BRANO DI PARTENZA —
○ ○ ○ ○ ○

Sono cambiati i tempi, insomma. E di questo non si può farne una colpa a nessuno: ai miei tempi, all’età di 9-10 anni, venivo a casa da scuola a piedi da solo. Mia madre mi raccomandava solo di “non accettare caramelle dagli sconosciuti” e tanto bastava per aspettarmi a casa tranquilla. Oggi una cosa del genere è semplicemente inconcepibile: gli insegnanti devono accompagnare gli alunni al cancello della scuola e devono consegnarli uno alla volta all’adulto di riferimento che, qualora non fosse mamma o papà, deve essere rigorosamente registrato nell’elenco delle persone delegate da ciascuna famiglia. Altrimenti l’alunno resta a scuola finché non arriva qualcuno a prenderlo. Giusto? Probabilmente sì. Meglio avere tutto sotto controllo, anche se ci perdiamo la spensieratezza dei bei tempi andati. E non solo quella: ci perdiamo anche la Caccia alla Volpe.

Soprattutto nel bosco.

Soprattutto di notte.

4 commenti su “Caccia alla volpe di notte nel bosco

  1. Eh, quante cose potevamo fare in spensieratezza ai nostri tempi, cioè quel millennio fa…
    Mai partecipato a una caccia alla volpe, men che meno di notte. Nemmeno al Campeggio, noi avevamo il Grest, con le stesse attività ludiche, solo che o si svolgeva in parrocchie limitrofe più equipaggiate, e a turno ci portava un genitore in auto, oppure nelle strutture di montagna dei salesiani (mi pare eh, erano contatti del parroco dell’epoca). Ricordo delle camminate lunghissime ma bellissime lungo l’Altopiano di Asiago. E un’estate – tieniti forte, qui riderai fino a Pasqua almeno – nella grande serata finale io facevo la Milly Carlucci che presentava lo spettacolo di bambini e ragazzi, tra canzoni, monologhi e scenette comiche! Ecco, per dire che la pazzia me la porto dietro da mò… 😀 😀 😀

    1. Grande Milly!
      Be’, la voce “Serate in tendone” anche per noi potrebbe essere un filone narrativo a parte. Una saga, praticamente.

  2. Uh, che bello, mi hai ricordato la bellezza del campeggio! Anch’io ne ho fatti tanti, con la famiglia e gli amici.
    Con la famiglia, noi viaggiavamo sempre nel mese di luglio con la roulotte, poi mio padre in agosto tornava a lavoro e allora “ci parcheggiava” in un campeggio di Cefalù, dove praticamente ho trascorso tutta la mia infanzia estiva. E l’anno scorso, un vecchio compagno di avventure dell’epoca, ha ricreato il gruppo su Fb chiamandolo “quelli del camping San Filippo”, che emozione ritrovare dopo non trenta bensì quarant’anni i ragazzi con cui passavo quel mese estivo meraviglioso. Invecchiati, ma con i ricordi intatti.
    Con gli amici ero già più grandicella, ma anche lì, esperienza (in tenda) bellissima.

○ ○ ○ ○ ○

DATI RACCOLTI —
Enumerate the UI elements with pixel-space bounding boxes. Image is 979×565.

○ ○ ○ ○ ○

SFIDE —
- A) Nel brano, in quale località si trovava il campeggio dove il padre, ad agosto, "ci parcheggiava"?
- B) Stabilisci se ciascuna affermazione concorda con il brano, rispondendo sì o no e citando le parole che lo decidono. (i) Oggi gli insegnanti accompagnano gli alunni fino al cancello della scuola. (ii) Nel primo commento si racconta di aver partecipato a una caccia alla volpe di notte. (iii) Il gruppo su Fb è stato chiamato "quelli del camping Cefalù".
Le righe non hanno alcun legame con il brano.

RISPOSTE DATE —
- A) A Cefalù.

- B)
(i) Sì: «gli insegnanti devono accompagnare gli alunni al cancello della scuola».
(ii) No: «Mai partecipato a una caccia alla volpe, men che meno di notte».
(iii) No: «chiamandolo “quelli del camping San Filippo”».